Return every record below exactly as written, but leave out the pictures.

_ _ _ _ _

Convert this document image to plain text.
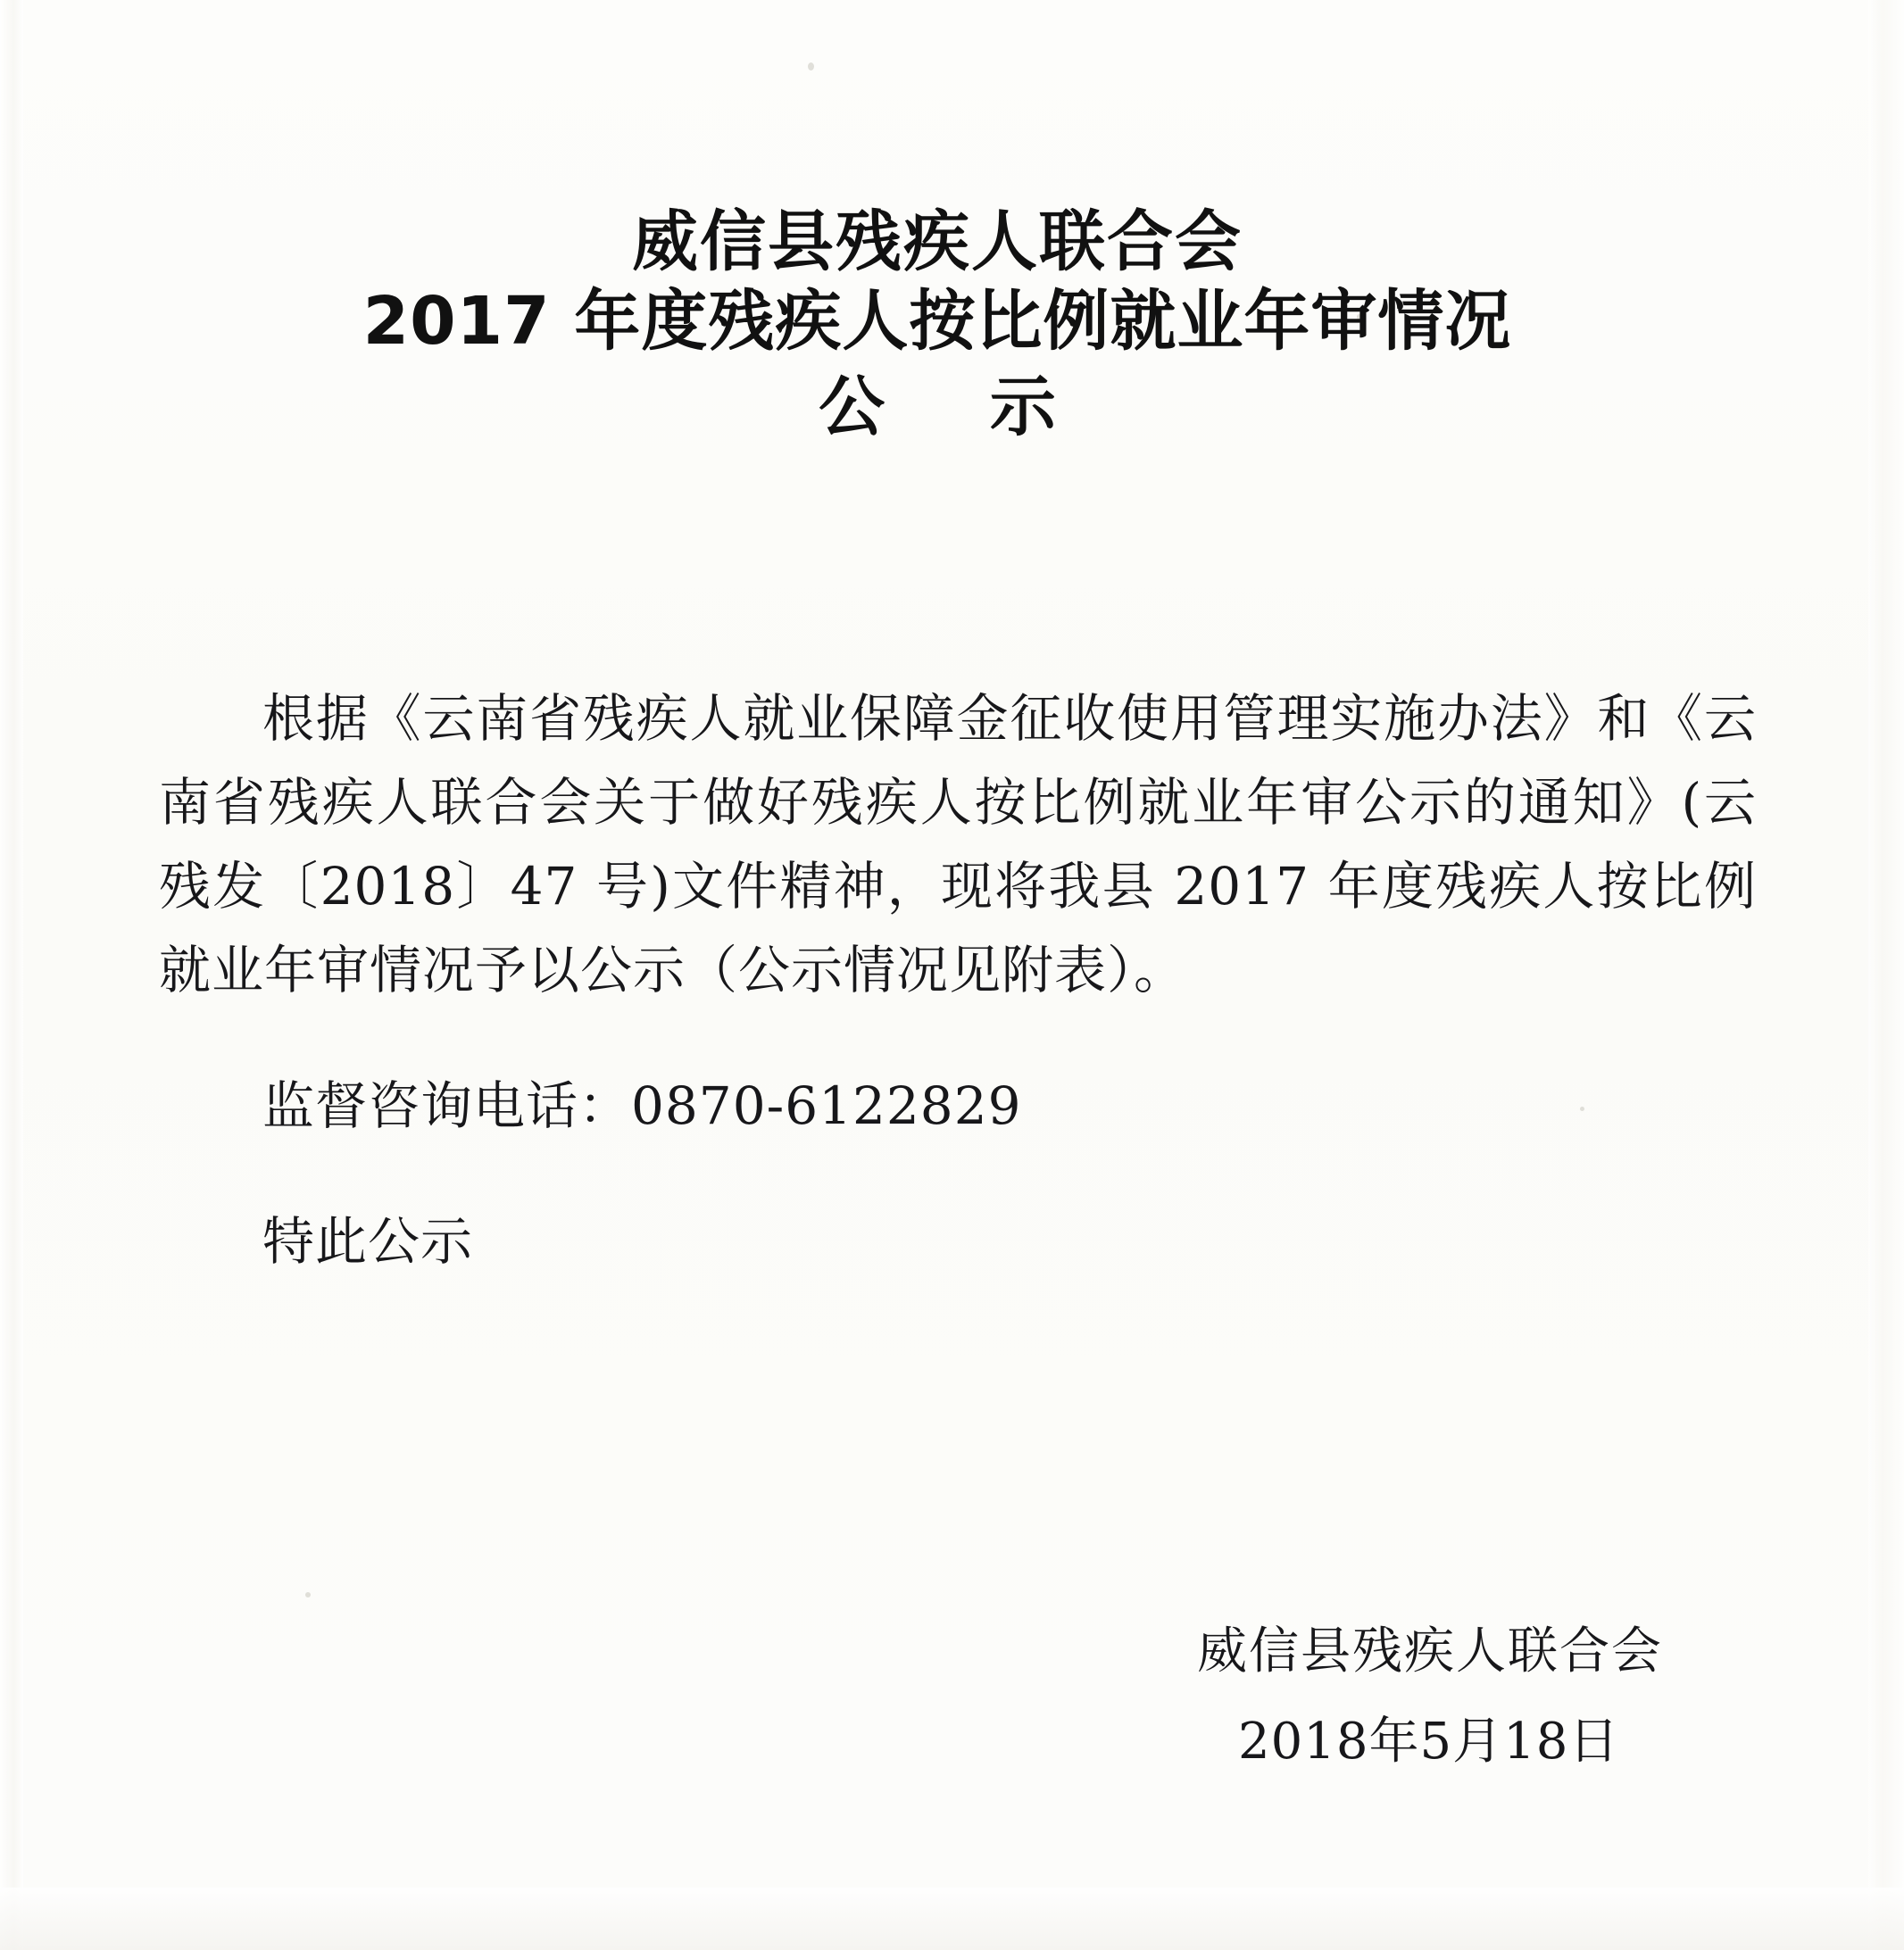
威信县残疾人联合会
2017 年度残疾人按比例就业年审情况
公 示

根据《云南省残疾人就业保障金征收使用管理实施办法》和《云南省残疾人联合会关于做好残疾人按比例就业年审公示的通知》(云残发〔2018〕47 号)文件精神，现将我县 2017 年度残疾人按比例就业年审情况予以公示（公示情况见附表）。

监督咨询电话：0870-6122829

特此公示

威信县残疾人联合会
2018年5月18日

_ _ _ _ _

RESPONSE BELOW:
Convert this document image to plain text.
威信县残疾人联合会
2017 年度残疾人按比例就业年审情况
公 示

根据《云南省残疾人就业保障金征收使用管理实施办法》和《云南省残疾人联合会关于做好残疾人按比例就业年审公示的通知》(云残发〔2018〕47 号)文件精神，现将我县 2017 年度残疾人按比例就业年审情况予以公示（公示情况见附表）。

监督咨询电话：0870-6122829

特此公示

威信县残疾人联合会
2018年5月18日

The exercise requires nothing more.